| The input |

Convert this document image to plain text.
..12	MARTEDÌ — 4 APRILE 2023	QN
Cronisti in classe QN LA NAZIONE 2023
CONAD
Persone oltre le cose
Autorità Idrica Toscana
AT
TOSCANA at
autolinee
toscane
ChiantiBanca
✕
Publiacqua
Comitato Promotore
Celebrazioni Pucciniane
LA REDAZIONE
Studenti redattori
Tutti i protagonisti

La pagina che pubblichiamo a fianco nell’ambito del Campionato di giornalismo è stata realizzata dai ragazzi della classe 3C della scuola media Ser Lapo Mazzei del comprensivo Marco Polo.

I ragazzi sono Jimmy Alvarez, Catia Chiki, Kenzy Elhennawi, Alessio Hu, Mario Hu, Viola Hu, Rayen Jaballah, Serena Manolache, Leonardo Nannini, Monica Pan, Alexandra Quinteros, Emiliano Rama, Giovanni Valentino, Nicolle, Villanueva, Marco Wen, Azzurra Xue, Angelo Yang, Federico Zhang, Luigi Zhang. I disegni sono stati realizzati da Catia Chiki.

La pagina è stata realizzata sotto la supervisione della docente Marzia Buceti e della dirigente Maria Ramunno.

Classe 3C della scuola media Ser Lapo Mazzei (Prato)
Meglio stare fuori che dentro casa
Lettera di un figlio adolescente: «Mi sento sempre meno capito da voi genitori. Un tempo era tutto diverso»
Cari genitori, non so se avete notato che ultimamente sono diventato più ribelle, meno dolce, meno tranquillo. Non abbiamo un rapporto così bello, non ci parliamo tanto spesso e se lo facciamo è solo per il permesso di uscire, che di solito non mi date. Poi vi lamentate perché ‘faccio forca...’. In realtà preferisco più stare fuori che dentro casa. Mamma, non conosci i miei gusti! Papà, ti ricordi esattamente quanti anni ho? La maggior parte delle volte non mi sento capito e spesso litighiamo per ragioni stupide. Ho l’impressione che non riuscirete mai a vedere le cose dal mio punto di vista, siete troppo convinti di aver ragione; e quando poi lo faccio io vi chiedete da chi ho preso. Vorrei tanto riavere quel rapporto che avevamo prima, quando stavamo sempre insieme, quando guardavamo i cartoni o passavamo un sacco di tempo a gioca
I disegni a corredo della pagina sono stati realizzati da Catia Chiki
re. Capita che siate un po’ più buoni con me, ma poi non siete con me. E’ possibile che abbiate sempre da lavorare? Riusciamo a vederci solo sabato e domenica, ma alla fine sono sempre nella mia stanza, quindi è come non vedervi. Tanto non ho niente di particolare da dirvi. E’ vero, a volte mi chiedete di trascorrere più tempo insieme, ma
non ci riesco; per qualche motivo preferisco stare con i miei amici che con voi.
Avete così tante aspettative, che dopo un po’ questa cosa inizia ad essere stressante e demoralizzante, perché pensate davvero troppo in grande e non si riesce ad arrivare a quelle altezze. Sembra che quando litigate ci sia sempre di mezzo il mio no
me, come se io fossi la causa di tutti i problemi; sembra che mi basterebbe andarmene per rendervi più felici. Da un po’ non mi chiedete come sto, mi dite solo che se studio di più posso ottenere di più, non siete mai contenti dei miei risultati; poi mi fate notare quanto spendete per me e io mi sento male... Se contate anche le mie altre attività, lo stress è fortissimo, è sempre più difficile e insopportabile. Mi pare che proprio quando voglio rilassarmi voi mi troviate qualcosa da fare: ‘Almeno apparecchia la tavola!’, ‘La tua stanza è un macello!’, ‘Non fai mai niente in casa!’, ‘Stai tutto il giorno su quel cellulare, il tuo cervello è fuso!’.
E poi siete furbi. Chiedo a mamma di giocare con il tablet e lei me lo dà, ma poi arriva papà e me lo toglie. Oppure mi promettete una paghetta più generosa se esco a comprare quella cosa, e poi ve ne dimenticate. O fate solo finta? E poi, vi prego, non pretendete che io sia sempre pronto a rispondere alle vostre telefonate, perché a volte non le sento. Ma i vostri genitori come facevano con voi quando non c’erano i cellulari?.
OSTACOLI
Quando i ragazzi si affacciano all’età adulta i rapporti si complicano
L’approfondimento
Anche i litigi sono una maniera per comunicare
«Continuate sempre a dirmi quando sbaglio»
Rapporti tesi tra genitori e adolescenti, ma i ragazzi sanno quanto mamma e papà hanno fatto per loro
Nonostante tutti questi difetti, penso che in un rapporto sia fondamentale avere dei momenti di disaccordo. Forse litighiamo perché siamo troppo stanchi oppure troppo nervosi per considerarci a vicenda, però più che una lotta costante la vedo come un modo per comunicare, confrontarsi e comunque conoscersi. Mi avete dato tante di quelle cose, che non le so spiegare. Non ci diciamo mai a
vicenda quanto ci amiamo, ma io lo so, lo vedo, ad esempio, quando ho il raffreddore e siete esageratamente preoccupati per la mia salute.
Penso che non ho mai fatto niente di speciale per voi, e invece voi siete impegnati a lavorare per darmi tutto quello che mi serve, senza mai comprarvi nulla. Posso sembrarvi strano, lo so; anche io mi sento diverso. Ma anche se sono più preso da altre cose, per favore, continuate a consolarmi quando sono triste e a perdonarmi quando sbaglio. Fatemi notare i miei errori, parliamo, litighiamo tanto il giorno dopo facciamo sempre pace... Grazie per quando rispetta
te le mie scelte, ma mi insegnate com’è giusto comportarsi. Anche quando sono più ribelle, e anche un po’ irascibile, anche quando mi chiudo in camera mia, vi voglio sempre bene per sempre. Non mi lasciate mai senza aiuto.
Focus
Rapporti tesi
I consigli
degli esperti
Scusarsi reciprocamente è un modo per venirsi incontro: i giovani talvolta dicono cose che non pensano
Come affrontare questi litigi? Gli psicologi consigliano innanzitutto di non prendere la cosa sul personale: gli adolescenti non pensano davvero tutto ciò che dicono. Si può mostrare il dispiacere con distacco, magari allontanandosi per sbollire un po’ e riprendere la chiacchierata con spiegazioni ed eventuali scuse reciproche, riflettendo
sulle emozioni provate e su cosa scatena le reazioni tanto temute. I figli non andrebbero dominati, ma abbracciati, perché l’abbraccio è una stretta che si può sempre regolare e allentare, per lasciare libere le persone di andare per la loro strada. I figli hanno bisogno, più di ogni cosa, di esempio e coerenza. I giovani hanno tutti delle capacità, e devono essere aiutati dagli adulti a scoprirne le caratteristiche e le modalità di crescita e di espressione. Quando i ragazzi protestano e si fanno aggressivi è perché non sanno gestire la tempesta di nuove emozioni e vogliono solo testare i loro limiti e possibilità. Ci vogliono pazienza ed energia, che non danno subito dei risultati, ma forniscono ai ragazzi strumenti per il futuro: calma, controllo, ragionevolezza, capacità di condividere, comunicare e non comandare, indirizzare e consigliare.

| Problem requirements |
Find each line that has the word "scuola", then copy it out.

| Exercise result |
La pagina che pubblichiamo a fianco nell’ambito del Campionato di giornalismo è stata realizzata dai ragazzi della classe 3C della scuola media Ser Lapo Mazzei del comprensivo Marco Polo.
Classe 3C della scuola media Ser Lapo Mazzei (Prato)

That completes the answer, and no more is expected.